▸ **Task prompt**: Filter these entries so that only lines with the word "this" remain.

▸ **Provided information**:
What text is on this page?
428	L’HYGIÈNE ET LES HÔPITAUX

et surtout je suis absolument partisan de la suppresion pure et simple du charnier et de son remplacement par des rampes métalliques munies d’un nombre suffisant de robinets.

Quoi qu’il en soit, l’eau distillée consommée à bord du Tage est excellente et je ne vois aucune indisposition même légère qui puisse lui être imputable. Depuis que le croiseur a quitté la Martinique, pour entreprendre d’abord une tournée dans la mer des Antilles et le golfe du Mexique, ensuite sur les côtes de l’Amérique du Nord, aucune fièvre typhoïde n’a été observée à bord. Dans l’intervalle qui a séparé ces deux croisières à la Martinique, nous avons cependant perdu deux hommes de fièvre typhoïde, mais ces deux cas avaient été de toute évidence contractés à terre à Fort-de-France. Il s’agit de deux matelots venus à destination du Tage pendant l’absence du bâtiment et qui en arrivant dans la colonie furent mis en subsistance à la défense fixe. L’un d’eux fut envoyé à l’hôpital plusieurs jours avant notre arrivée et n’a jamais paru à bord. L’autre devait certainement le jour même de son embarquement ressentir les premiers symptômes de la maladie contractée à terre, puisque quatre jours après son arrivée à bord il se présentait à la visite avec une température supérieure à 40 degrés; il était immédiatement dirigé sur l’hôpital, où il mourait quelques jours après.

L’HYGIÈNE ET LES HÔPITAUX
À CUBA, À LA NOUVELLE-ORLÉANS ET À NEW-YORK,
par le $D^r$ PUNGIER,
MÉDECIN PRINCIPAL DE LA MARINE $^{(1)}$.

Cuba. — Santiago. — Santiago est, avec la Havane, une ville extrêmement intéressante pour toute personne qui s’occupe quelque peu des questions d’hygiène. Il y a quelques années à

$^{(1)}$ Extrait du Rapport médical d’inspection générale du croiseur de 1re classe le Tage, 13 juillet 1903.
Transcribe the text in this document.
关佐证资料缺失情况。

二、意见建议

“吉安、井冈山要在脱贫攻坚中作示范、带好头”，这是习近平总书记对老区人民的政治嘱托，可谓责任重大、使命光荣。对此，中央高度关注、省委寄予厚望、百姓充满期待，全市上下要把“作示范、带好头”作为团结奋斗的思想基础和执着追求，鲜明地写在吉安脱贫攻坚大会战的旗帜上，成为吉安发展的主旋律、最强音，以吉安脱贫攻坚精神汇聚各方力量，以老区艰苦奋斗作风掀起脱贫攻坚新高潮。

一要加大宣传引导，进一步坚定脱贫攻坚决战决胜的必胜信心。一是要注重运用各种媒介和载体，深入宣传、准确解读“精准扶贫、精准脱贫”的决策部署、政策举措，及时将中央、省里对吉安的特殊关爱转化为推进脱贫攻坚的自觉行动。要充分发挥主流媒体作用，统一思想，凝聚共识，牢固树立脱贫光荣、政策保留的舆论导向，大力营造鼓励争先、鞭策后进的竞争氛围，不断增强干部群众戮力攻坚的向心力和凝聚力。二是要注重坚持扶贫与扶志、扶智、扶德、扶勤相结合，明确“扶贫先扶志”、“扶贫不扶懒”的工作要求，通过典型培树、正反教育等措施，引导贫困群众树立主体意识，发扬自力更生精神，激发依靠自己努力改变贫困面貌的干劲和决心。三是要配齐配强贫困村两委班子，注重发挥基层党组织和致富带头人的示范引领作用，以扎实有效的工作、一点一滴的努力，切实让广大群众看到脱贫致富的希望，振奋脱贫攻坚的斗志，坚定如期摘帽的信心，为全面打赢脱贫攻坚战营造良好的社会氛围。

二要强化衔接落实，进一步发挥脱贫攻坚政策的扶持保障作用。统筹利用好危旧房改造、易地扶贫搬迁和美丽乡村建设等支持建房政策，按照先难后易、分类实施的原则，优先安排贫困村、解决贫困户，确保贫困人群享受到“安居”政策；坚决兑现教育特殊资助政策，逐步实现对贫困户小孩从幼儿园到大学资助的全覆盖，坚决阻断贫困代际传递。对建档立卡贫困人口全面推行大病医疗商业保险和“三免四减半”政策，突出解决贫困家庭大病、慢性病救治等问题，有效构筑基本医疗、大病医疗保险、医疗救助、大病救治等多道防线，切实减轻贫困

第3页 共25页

▸ **The answer**:
What text is on this page?
Transcribe the text in this document.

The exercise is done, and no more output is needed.